**Problem description**
Retype the full set of records. Keep every character identical.

# Start of Task data

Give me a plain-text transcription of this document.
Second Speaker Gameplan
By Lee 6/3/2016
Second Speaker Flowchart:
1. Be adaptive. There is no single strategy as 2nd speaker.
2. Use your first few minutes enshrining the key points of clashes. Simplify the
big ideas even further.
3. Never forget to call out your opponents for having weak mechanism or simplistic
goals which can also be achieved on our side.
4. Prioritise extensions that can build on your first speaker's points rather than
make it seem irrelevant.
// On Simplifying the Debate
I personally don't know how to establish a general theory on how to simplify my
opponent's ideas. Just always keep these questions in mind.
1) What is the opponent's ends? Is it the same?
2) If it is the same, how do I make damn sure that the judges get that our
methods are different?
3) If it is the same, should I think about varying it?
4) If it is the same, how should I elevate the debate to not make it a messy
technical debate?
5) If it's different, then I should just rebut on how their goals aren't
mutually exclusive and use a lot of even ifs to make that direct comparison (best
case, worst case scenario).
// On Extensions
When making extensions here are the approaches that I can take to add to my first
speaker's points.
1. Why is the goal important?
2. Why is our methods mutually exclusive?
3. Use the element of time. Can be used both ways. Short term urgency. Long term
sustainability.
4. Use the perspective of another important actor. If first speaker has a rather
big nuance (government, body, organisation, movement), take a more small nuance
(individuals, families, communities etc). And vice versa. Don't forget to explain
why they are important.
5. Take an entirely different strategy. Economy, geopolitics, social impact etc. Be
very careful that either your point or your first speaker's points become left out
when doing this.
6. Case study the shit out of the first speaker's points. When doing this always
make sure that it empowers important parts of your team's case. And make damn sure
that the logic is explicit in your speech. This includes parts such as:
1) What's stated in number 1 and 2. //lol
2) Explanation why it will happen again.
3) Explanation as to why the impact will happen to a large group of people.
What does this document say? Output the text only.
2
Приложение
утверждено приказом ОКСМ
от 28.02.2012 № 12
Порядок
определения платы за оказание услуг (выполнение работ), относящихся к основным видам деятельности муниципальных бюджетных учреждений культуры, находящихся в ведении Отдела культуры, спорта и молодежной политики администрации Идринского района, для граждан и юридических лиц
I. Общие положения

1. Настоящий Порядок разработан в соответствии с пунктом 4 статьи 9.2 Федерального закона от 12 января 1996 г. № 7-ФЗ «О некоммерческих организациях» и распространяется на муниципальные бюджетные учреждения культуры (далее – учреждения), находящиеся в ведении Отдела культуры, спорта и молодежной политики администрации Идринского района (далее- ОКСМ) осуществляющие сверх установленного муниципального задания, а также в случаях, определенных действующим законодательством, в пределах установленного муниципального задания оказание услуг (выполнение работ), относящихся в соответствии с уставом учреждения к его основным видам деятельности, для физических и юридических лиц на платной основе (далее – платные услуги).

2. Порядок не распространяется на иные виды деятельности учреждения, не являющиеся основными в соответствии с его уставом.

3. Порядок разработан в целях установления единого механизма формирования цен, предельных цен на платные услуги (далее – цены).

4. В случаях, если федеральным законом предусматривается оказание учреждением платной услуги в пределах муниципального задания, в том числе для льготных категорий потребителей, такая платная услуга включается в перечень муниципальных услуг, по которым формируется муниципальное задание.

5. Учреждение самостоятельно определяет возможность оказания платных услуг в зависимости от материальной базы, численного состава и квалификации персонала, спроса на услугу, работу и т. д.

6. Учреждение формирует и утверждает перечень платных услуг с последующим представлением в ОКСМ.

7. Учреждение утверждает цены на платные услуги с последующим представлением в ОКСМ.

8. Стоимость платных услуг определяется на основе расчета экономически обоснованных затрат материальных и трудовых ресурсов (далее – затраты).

# End of Task data

**Task output**
Give me a plain-text transcription of this document.
Second Speaker Gameplan
By Lee 6/3/2016
Second Speaker Flowchart:
1. Be adaptive. There is no single strategy as 2nd speaker.
2. Use your first few minutes enshrining the key points of clashes. Simplify the
big ideas even further.
3. Never forget to call out your opponents for having weak mechanism or simplistic
goals which can also be achieved on our side.
4. Prioritise extensions that can build on your first speaker's points rather than
make it seem irrelevant.
// On Simplifying the Debate
I personally don't know how to establish a general theory on how to simplify my
opponent's ideas. Just always keep these questions in mind.
1) What is the opponent's ends? Is it the same?
2) If it is the same, how do I make damn sure that the judges get that our
methods are different?
3) If it is the same, should I think about varying it?
4) If it is the same, how should I elevate the debate to not make it a messy
technical debate?
5) If it's different, then I should just rebut on how their goals aren't
mutually exclusive and use a lot of even ifs to make that direct comparison (best
case, worst case scenario).
// On Extensions
When making extensions here are the approaches that I can take to add to my first
speaker's points.
1. Why is the goal important?
2. Why is our methods mutually exclusive?
3. Use the element of time. Can be used both ways. Short term urgency. Long term
sustainability.
4. Use the perspective of another important actor. If first speaker has a rather
big nuance (government, body, organisation, movement), take a more small nuance
(individuals, families, communities etc). And vice versa. Don't forget to explain
why they are important.
5. Take an entirely different strategy. Economy, geopolitics, social impact etc. Be
very careful that either your point or your first speaker's points become left out
when doing this.
6. Case study the shit out of the first speaker's points. When doing this always
make sure that it empowers important parts of your team's case. And make damn sure
that the logic is explicit in your speech. This includes parts such as:
1) What's stated in number 1 and 2. //lol
2) Explanation why it will happen again.
3) Explanation as to why the impact will happen to a large group of people.
What does this document say? Output the text only.
2
Приложение
утверждено приказом ОКСМ
от 28.02.2012 № 12
Порядок
определения платы за оказание услуг (выполнение работ), относящихся к основным видам деятельности муниципальных бюджетных учреждений культуры, находящихся в ведении Отдела культуры, спорта и молодежной политики администрации Идринского района, для граждан и юридических лиц
I. Общие положения

1. Настоящий Порядок разработан в соответствии с пунктом 4 статьи 9.2 Федерального закона от 12 января 1996 г. № 7-ФЗ «О некоммерческих организациях» и распространяется на муниципальные бюджетные учреждения культуры (далее – учреждения), находящиеся в ведении Отдела культуры, спорта и молодежной политики администрации Идринского района (далее- ОКСМ) осуществляющие сверх установленного муниципального задания, а также в случаях, определенных действующим законодательством, в пределах установленного муниципального задания оказание услуг (выполнение работ), относящихся в соответствии с уставом учреждения к его основным видам деятельности, для физических и юридических лиц на платной основе (далее – платные услуги).

2. Порядок не распространяется на иные виды деятельности учреждения, не являющиеся основными в соответствии с его уставом.

3. Порядок разработан в целях установления единого механизма формирования цен, предельных цен на платные услуги (далее – цены).

4. В случаях, если федеральным законом предусматривается оказание учреждением платной услуги в пределах муниципального задания, в том числе для льготных категорий потребителей, такая платная услуга включается в перечень муниципальных услуг, по которым формируется муниципальное задание.

5. Учреждение самостоятельно определяет возможность оказания платных услуг в зависимости от материальной базы, численного состава и квалификации персонала, спроса на услугу, работу и т. д.

6. Учреждение формирует и утверждает перечень платных услуг с последующим представлением в ОКСМ.

7. Учреждение утверждает цены на платные услуги с последующим представлением в ОКСМ.

8. Стоимость платных услуг определяется на основе расчета экономически обоснованных затрат материальных и трудовых ресурсов (далее – затраты).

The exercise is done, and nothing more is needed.